Passage for review:
╭──

"The world's greatest party" is a sleepless juggernaut of music, masquerade, magic, and madness - a gargantuan spectacle in which the spectators are intimately involved. Where to start? First, there's the magnitude.

Although the official holiday lasts only four days, almost nothing else happens for a week. Traffic comes to a halt and cabbies don't care; they can watch a beautiful girl - or boy - slither across the hoods of their cars. Thousands of transvestites parade in front of the Garota de Ipanema, and neighborhoods become rhythm machines as more than 600 block parties and street parades send up a cacophony of drums, whistles, triangles, and yelping instruments called cuicas.

At nighttime parades, Rio's rich and famous dance away in $10,000 costumes, while on the beach strolling samba bands attract throngs of writhing sequined bikinis. Helicopters spin overhead, broadcasting the event to a nationwide television audience concerned with nothing else.

Although the parades cater to a rich, mostly white crowd, on the streets Carnival has the role of great equalizer in Brazil's highly stratified society. The samba beat penetrates all social levels in Brazil; secretaries become feathered dancing queens for the week, while bankers jump into the musical fray with street sweepers and petty thieves. The celebration also equalizes the sexes, since in addition to being the world's biggest party, it's the world's biggest transvestite gathering. And no matter what kind of scene they're into, Carnival's 300,000 or so overseas visitors find language gaps and cold-climate reserve melting away in a whirl of confetti, sexual ambiguity, and Afro-Brazilian percussion.

╰──

Supplied entries:
╭──

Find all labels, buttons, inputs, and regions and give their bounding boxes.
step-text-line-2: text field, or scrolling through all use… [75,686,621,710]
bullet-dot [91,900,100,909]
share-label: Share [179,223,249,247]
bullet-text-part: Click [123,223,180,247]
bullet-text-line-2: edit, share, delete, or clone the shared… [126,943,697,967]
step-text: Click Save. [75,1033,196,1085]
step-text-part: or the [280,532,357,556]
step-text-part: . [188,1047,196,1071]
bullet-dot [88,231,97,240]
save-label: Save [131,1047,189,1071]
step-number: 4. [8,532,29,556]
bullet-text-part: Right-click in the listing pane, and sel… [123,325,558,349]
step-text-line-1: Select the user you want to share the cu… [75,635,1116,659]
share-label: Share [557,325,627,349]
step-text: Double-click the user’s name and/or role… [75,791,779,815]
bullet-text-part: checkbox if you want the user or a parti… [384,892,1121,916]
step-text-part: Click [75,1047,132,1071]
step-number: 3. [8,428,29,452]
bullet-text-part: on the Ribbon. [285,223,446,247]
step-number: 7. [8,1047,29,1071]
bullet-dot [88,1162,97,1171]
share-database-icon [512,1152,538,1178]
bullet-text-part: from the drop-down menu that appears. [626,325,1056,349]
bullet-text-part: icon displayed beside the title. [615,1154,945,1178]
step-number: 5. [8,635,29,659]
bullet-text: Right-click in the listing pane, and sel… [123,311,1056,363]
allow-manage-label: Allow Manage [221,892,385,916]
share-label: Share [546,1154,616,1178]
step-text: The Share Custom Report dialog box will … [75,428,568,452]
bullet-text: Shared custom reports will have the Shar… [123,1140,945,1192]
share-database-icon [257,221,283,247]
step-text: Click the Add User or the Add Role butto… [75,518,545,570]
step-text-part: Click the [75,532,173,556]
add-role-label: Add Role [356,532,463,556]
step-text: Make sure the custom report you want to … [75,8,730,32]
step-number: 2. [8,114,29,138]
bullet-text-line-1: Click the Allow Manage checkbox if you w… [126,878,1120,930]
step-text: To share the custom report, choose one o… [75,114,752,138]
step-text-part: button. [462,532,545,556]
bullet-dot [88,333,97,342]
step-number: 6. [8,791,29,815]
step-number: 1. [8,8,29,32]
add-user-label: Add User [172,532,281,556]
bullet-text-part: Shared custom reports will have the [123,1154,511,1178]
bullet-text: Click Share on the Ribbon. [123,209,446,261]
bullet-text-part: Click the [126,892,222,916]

╰──

Tasks:
1. Do these statements agree with the Carnival passage? Answer yes or no for each and quote the deciding words. (a) Almost nothing else happens for a week, even though the official holiday lasts only four days. (b) Carnival draws about 30,000 overseas visitors. (c) The nighttime parades cater mainly to a poor crowd.
2. Continue the passage on Rio's Carnival from its last sentence.

Replies:
1.
(a) Yes: "Although the official holiday lasts only four days, almost nothing else happens for a week."
(b) No: "Carnival's 300,000 or so overseas visitors"
(c) No: "the parades cater to a rich, mostly white crowd"

2.
Each samba school is determined to drive the crowd wild and win acclaim as the best sambistas in Rio. The audience, sensing correctly that it's part of the show, responds to the visual and auditory rhythms with singing, hugging, and a massive free-form dance frenzy. Inside and outside the Sambodramo, the exuberant, infectious, and all-consuming fever is everywhere. In halls and streets packed way past capacity, all sense of decorum has long since evaporated into an orgy of dancing, singing, and exhibitionism, driven past all limits by the primal power of the samba beat.